Transcribe every entry word for word, but skip the images.

BEGIN ENTRIES SUPPLIED

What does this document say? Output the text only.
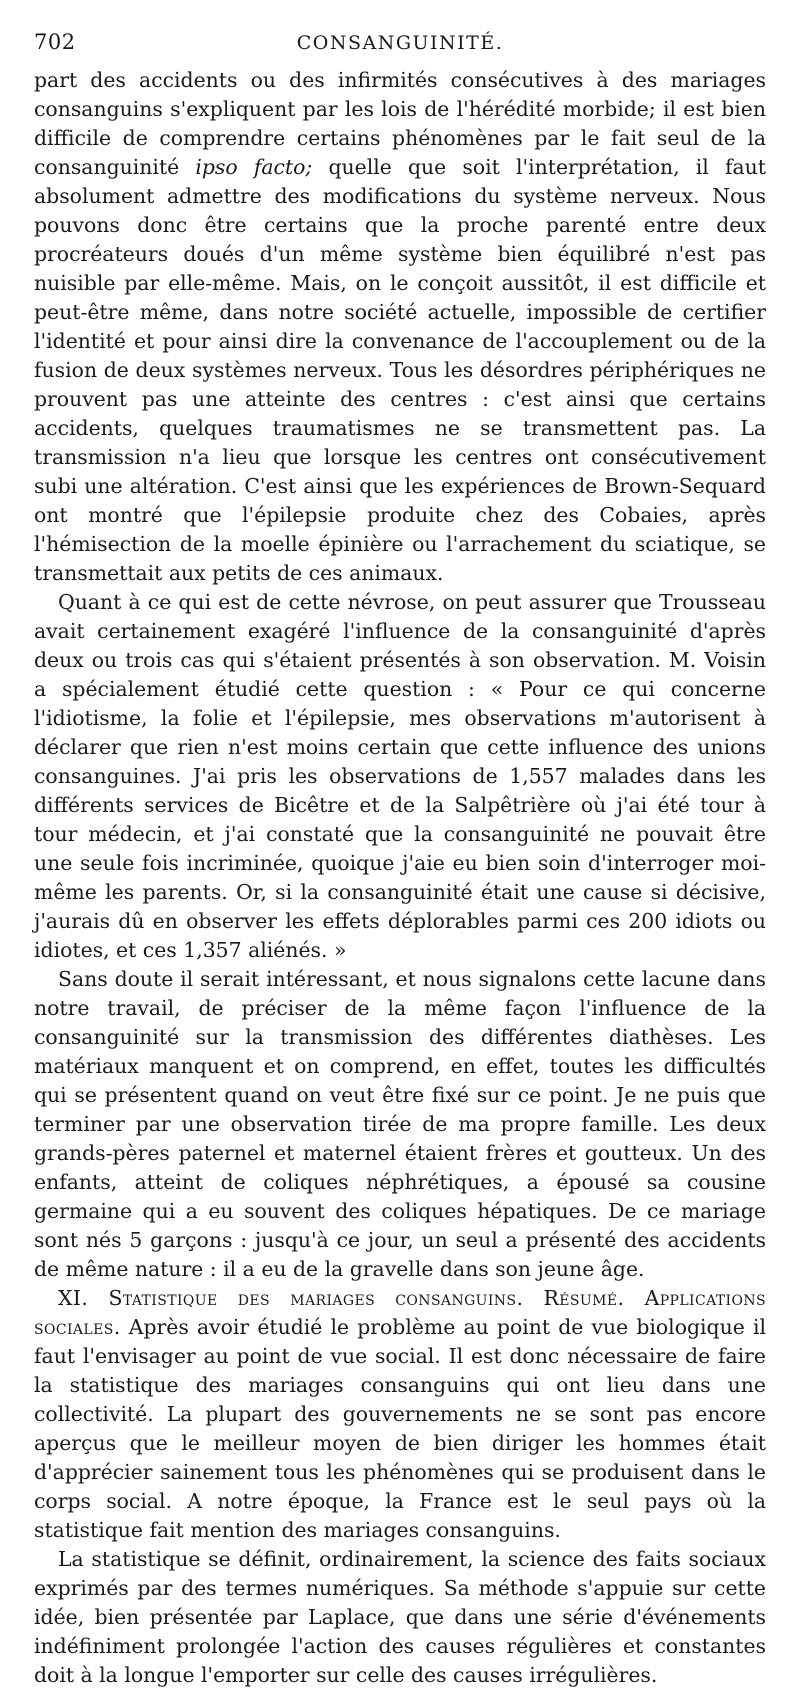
702	CONSANGUINITÉ.

part des accidents ou des infirmités consécutives à des mariages consanguins s'expliquent par les lois de l'hérédité morbide; il est bien difficile de comprendre certains phénomènes par le fait seul de la consanguinité ipso facto; quelle que soit l'interprétation, il faut absolument admettre des modifications du système nerveux. Nous pouvons donc être certains que la proche parenté entre deux procréateurs doués d'un même système bien équilibré n'est pas nuisible par elle-même. Mais, on le conçoit aussitôt, il est difficile et peut-être même, dans notre société actuelle, impossible de certifier l'identité et pour ainsi dire la convenance de l'accouplement ou de la fusion de deux systèmes nerveux. Tous les désordres périphériques ne prouvent pas une atteinte des centres : c'est ainsi que certains accidents, quelques traumatismes ne se transmettent pas. La transmission n'a lieu que lorsque les centres ont consécutivement subi une altération. C'est ainsi que les expériences de Brown-Sequard ont montré que l'épilepsie produite chez des Cobaies, après l'hémisection de la moelle épinière ou l'arrachement du sciatique, se transmettait aux petits de ces animaux.

Quant à ce qui est de cette névrose, on peut assurer que Trousseau avait certainement exagéré l'influence de la consanguinité d'après deux ou trois cas qui s'étaient présentés à son observation. M. Voisin a spécialement étudié cette question : « Pour ce qui concerne l'idiotisme, la folie et l'épilepsie, mes observations m'autorisent à déclarer que rien n'est moins certain que cette influence des unions consanguines. J'ai pris les observations de 1,557 malades dans les différents services de Bicêtre et de la Salpêtrière où j'ai été tour à tour médecin, et j'ai constaté que la consanguinité ne pouvait être une seule fois incriminée, quoique j'aie eu bien soin d'interroger moi-même les parents. Or, si la consanguinité était une cause si décisive, j'aurais dû en observer les effets déplorables parmi ces 200 idiots ou idiotes, et ces 1,357 aliénés. »

Sans doute il serait intéressant, et nous signalons cette lacune dans notre travail, de préciser de la même façon l'influence de la consanguinité sur la transmission des différentes diathèses. Les matériaux manquent et on comprend, en effet, toutes les difficultés qui se présentent quand on veut être fixé sur ce point. Je ne puis que terminer par une observation tirée de ma propre famille. Les deux grands-pères paternel et maternel étaient frères et goutteux. Un des enfants, atteint de coliques néphrétiques, a épousé sa cousine germaine qui a eu souvent des coliques hépatiques. De ce mariage sont nés 5 garçons : jusqu'à ce jour, un seul a présenté des accidents de même nature : il a eu de la gravelle dans son jeune âge.

XI. Statistique des mariages consanguins. Résumé. Applications sociales. Après avoir étudié le problème au point de vue biologique il faut l'envisager au point de vue social. Il est donc nécessaire de faire la statistique des mariages consanguins qui ont lieu dans une collectivité. La plupart des gouvernements ne se sont pas encore aperçus que le meilleur moyen de bien diriger les hommes était d'apprécier sainement tous les phénomènes qui se produisent dans le corps social. A notre époque, la France est le seul pays où la statistique fait mention des mariages consanguins.

La statistique se définit, ordinairement, la science des faits sociaux exprimés par des termes numériques. Sa méthode s'appuie sur cette idée, bien présentée par Laplace, que dans une série d'événements indéfiniment prolongée l'action des causes régulières et constantes doit à la longue l'emporter sur celle des causes irrégulières.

END ENTRIES SUPPLIED

ANSWER =>
What does this document say? Output the text only.
702	CONSANGUINITÉ.

part des accidents ou des infirmités consécutives à des mariages consanguins s'expliquent par les lois de l'hérédité morbide; il est bien difficile de comprendre certains phénomènes par le fait seul de la consanguinité ipso facto; quelle que soit l'interprétation, il faut absolument admettre des modifications du système nerveux. Nous pouvons donc être certains que la proche parenté entre deux procréateurs doués d'un même système bien équilibré n'est pas nuisible par elle-même. Mais, on le conçoit aussitôt, il est difficile et peut-être même, dans notre société actuelle, impossible de certifier l'identité et pour ainsi dire la convenance de l'accouplement ou de la fusion de deux systèmes nerveux. Tous les désordres périphériques ne prouvent pas une atteinte des centres : c'est ainsi que certains accidents, quelques traumatismes ne se transmettent pas. La transmission n'a lieu que lorsque les centres ont consécutivement subi une altération. C'est ainsi que les expériences de Brown-Sequard ont montré que l'épilepsie produite chez des Cobaies, après l'hémisection de la moelle épinière ou l'arrachement du sciatique, se transmettait aux petits de ces animaux.

Quant à ce qui est de cette névrose, on peut assurer que Trousseau avait certainement exagéré l'influence de la consanguinité d'après deux ou trois cas qui s'étaient présentés à son observation. M. Voisin a spécialement étudié cette question : « Pour ce qui concerne l'idiotisme, la folie et l'épilepsie, mes observations m'autorisent à déclarer que rien n'est moins certain que cette influence des unions consanguines. J'ai pris les observations de 1,557 malades dans les différents services de Bicêtre et de la Salpêtrière où j'ai été tour à tour médecin, et j'ai constaté que la consanguinité ne pouvait être une seule fois incriminée, quoique j'aie eu bien soin d'interroger moi-même les parents. Or, si la consanguinité était une cause si décisive, j'aurais dû en observer les effets déplorables parmi ces 200 idiots ou idiotes, et ces 1,357 aliénés. »

Sans doute il serait intéressant, et nous signalons cette lacune dans notre travail, de préciser de la même façon l'influence de la consanguinité sur la transmission des différentes diathèses. Les matériaux manquent et on comprend, en effet, toutes les difficultés qui se présentent quand on veut être fixé sur ce point. Je ne puis que terminer par une observation tirée de ma propre famille. Les deux grands-pères paternel et maternel étaient frères et goutteux. Un des enfants, atteint de coliques néphrétiques, a épousé sa cousine germaine qui a eu souvent des coliques hépatiques. De ce mariage sont nés 5 garçons : jusqu'à ce jour, un seul a présenté des accidents de même nature : il a eu de la gravelle dans son jeune âge.

XI. Statistique des mariages consanguins. Résumé. Applications sociales. Après avoir étudié le problème au point de vue biologique il faut l'envisager au point de vue social. Il est donc nécessaire de faire la statistique des mariages consanguins qui ont lieu dans une collectivité. La plupart des gouvernements ne se sont pas encore aperçus que le meilleur moyen de bien diriger les hommes était d'apprécier sainement tous les phénomènes qui se produisent dans le corps social. A notre époque, la France est le seul pays où la statistique fait mention des mariages consanguins.

La statistique se définit, ordinairement, la science des faits sociaux exprimés par des termes numériques. Sa méthode s'appuie sur cette idée, bien présentée par Laplace, que dans une série d'événements indéfiniment prolongée l'action des causes régulières et constantes doit à la longue l'emporter sur celle des causes irrégulières.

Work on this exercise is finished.